*EXERCISE PROMPT*:
Keep every line where the word "معاونت" appears; drop the rest.

Extracted data entries
========================================

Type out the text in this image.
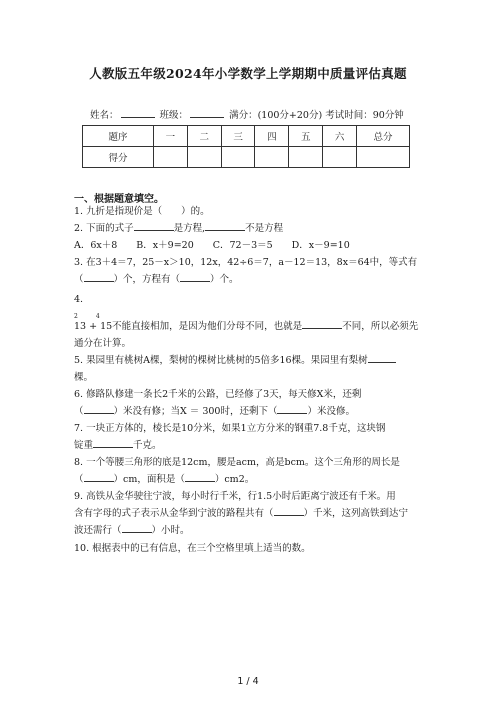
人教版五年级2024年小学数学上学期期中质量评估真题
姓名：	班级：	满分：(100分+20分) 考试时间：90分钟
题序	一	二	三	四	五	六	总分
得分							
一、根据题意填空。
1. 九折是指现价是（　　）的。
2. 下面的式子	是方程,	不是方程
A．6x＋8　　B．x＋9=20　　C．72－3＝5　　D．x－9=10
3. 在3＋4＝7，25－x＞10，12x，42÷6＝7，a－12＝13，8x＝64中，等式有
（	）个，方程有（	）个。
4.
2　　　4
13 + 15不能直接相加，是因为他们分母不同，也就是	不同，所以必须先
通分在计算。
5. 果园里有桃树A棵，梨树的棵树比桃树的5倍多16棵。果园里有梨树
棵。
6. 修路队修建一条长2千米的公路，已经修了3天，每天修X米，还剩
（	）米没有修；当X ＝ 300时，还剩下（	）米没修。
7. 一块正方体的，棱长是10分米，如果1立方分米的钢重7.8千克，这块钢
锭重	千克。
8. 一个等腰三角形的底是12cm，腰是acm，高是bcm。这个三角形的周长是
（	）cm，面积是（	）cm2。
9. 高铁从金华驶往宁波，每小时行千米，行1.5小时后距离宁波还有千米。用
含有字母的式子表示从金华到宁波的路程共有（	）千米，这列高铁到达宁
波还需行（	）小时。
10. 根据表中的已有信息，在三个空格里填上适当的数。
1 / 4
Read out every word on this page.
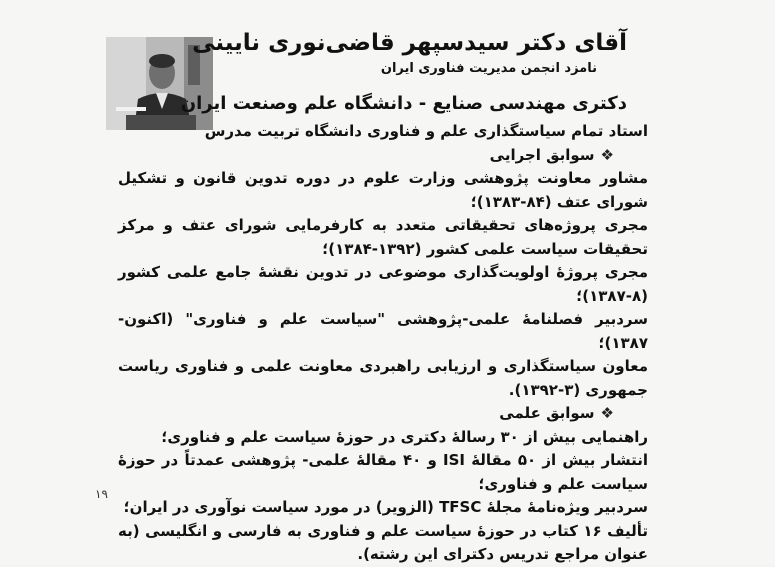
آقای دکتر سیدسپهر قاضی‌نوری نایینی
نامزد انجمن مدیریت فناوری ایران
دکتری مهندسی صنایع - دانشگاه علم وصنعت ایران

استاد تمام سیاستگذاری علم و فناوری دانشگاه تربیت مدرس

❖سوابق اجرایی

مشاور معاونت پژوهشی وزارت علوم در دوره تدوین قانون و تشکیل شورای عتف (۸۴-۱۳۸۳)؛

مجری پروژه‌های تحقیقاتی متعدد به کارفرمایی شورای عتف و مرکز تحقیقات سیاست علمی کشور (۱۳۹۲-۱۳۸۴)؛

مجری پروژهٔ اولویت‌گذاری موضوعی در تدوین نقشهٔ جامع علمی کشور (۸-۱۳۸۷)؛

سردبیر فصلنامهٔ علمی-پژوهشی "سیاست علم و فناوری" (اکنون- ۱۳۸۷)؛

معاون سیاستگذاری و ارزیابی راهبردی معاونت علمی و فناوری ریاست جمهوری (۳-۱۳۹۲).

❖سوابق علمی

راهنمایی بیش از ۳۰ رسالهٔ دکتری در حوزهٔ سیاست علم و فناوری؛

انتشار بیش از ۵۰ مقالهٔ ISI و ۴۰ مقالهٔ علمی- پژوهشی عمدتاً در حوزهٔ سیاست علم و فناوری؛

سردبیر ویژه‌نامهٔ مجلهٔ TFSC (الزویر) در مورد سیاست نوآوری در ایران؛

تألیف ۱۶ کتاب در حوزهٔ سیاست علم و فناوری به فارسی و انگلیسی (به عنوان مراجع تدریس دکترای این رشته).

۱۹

========================================

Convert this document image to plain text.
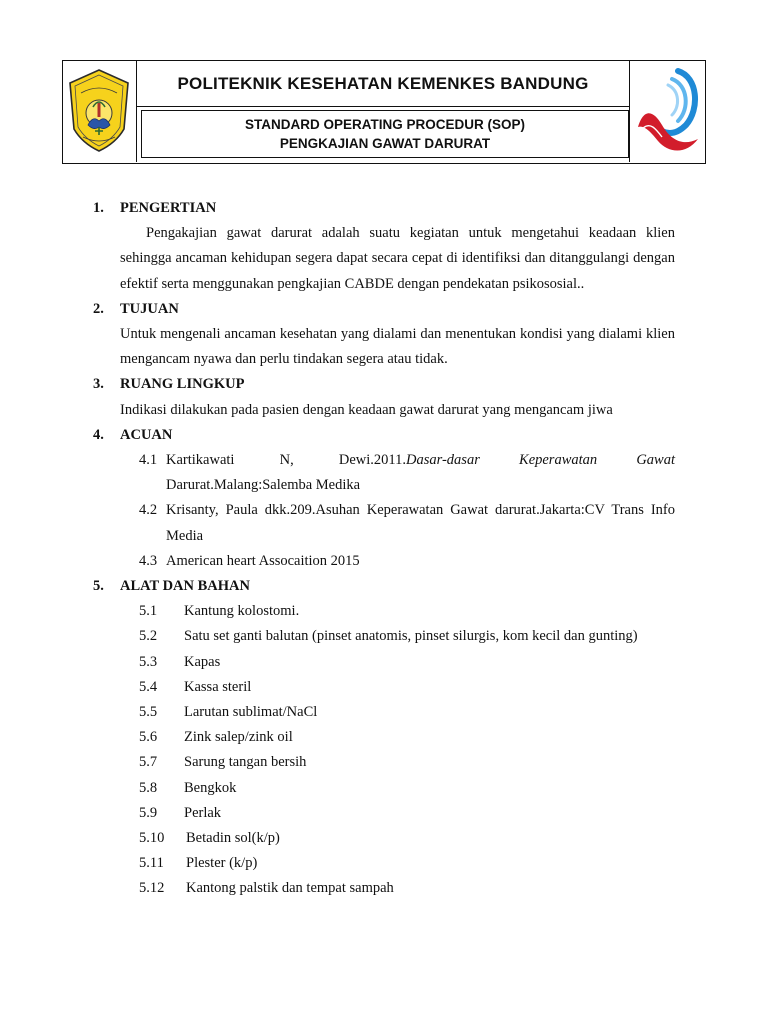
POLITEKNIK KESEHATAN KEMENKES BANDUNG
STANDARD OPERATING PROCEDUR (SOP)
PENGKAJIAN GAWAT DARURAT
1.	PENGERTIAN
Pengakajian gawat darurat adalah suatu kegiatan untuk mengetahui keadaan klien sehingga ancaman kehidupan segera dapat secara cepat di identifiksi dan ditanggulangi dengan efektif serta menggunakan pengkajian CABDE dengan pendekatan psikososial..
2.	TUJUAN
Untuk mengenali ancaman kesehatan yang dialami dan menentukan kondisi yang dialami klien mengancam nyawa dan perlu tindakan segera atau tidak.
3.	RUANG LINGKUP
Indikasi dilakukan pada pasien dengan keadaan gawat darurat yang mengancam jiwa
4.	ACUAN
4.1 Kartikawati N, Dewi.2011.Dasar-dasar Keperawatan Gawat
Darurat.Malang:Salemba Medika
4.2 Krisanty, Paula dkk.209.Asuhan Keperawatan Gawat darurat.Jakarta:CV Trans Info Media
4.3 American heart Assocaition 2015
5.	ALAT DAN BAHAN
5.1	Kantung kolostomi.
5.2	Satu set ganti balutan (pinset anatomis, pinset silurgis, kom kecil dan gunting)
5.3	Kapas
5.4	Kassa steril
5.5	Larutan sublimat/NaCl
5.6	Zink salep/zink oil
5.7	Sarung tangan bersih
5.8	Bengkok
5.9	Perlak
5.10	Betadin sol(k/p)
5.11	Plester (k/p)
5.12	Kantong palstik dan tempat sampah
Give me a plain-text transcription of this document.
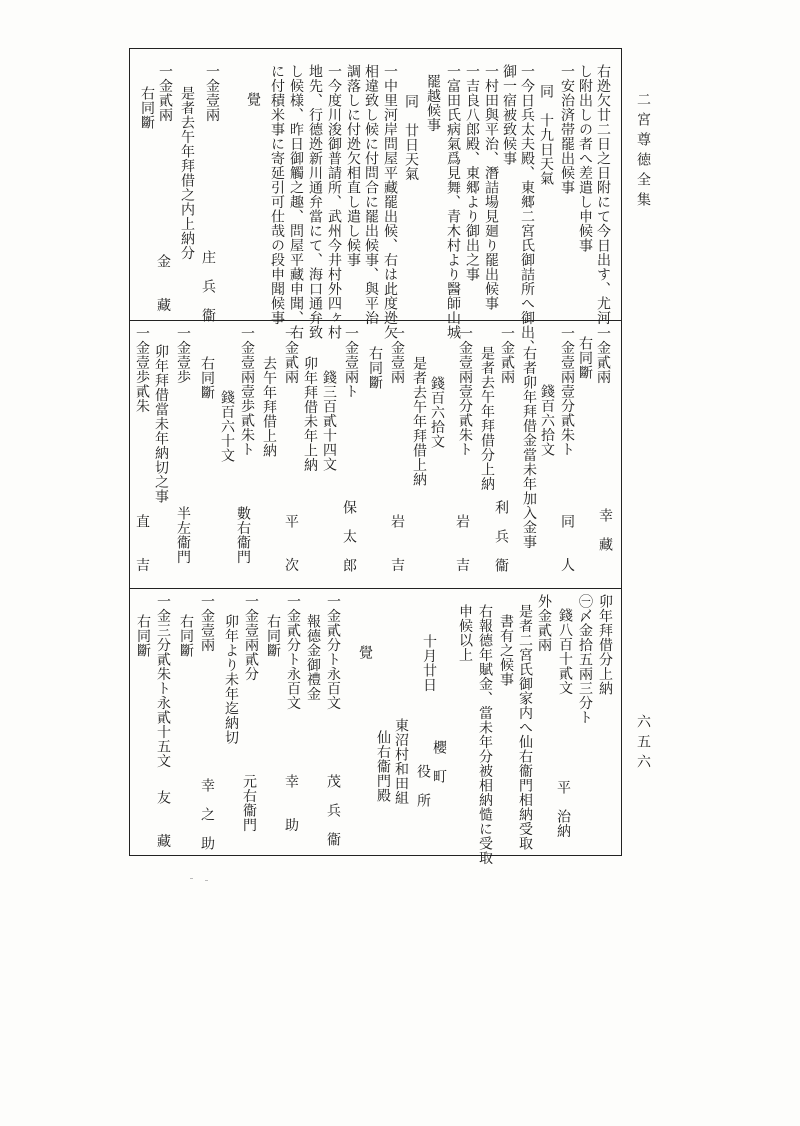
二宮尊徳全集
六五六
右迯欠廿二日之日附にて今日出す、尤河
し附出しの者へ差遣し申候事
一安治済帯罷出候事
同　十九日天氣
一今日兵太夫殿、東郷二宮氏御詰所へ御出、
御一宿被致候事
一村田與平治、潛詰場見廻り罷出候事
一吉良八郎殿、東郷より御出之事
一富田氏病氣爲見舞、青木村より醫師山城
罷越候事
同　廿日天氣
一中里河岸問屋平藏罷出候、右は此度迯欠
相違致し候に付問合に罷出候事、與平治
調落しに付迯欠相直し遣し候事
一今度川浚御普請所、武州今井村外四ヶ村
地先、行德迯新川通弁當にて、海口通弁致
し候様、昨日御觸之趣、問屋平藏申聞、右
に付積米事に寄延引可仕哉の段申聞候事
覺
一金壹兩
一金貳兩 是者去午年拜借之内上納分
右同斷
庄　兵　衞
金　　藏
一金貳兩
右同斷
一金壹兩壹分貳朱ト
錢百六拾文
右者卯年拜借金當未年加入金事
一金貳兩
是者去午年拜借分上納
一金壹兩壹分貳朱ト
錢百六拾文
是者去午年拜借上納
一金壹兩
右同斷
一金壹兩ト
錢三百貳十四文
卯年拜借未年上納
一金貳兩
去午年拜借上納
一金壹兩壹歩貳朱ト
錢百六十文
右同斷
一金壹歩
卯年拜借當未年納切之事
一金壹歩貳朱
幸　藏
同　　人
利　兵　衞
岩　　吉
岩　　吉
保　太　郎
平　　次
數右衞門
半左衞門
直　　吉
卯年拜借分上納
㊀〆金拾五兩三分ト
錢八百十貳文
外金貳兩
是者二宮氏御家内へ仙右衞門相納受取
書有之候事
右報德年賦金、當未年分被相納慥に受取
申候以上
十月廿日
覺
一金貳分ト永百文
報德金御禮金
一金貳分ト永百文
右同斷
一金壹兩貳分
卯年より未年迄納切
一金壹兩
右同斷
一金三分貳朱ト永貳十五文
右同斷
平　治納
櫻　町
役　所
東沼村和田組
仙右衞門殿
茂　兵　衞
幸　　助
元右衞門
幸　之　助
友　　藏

========================================

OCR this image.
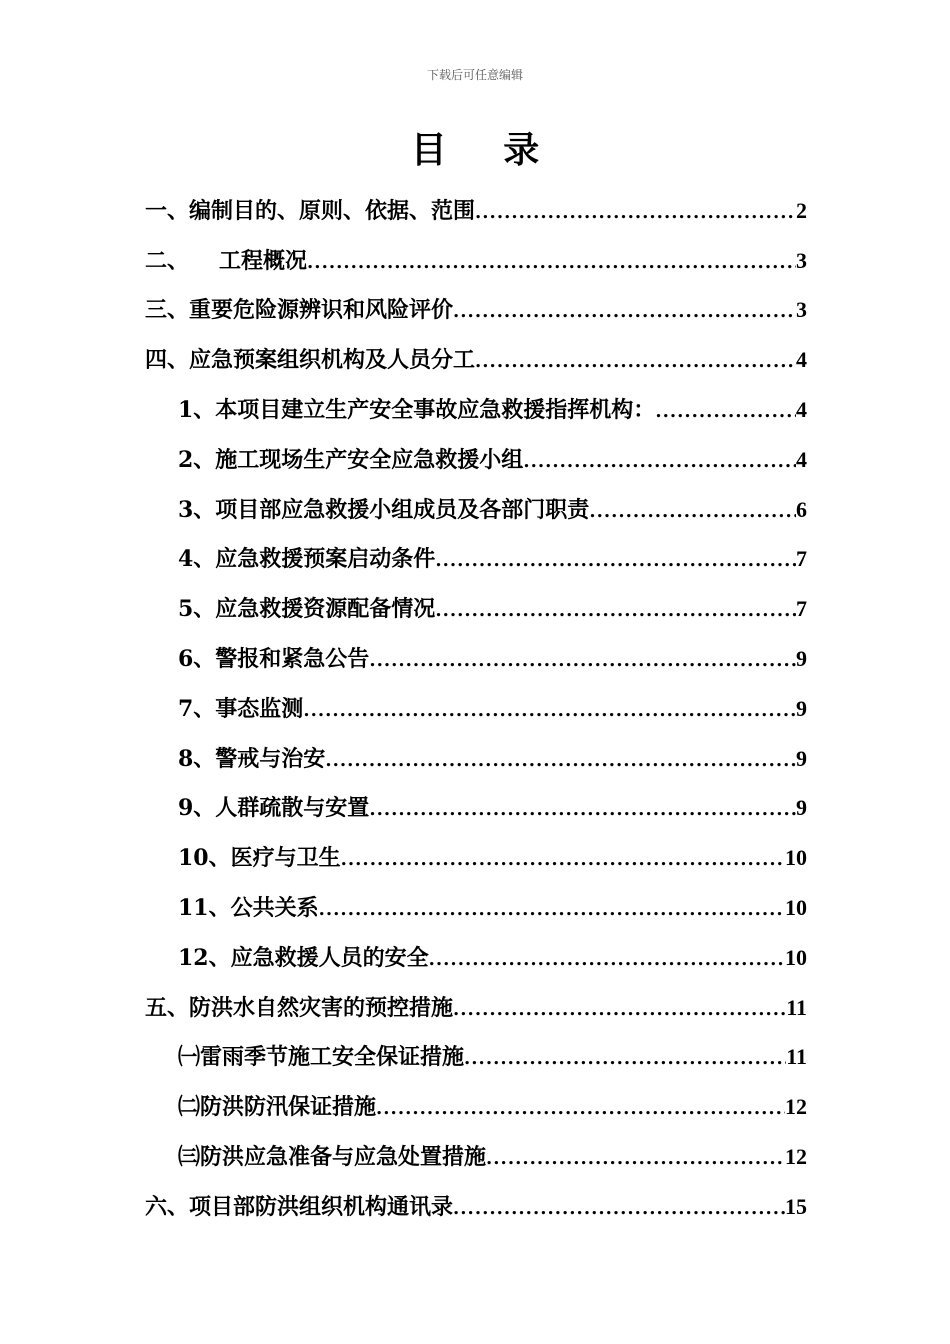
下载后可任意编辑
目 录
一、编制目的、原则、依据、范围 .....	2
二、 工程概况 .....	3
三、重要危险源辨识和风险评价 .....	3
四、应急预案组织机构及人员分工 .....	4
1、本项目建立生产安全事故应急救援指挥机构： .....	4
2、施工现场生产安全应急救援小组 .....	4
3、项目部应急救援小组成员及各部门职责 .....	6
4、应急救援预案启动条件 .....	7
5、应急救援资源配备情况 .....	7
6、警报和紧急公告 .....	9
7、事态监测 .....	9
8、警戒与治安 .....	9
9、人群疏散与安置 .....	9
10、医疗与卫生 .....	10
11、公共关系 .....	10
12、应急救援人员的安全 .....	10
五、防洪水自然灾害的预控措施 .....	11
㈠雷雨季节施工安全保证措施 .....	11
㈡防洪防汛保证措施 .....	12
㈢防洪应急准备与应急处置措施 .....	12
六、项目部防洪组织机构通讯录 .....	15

========================================

*EXPECTED ANSWER*:
مشاور معاونت پژوهشی وزارت علوم در دوره تدوین قانون و تشکیل شورای عتف (۸۴-۱۳۸۳)؛
معاون سیاستگذاری و ارزیابی راهبردی معاونت علمی و فناوری ریاست جمهوری (۳-۱۳۹۲).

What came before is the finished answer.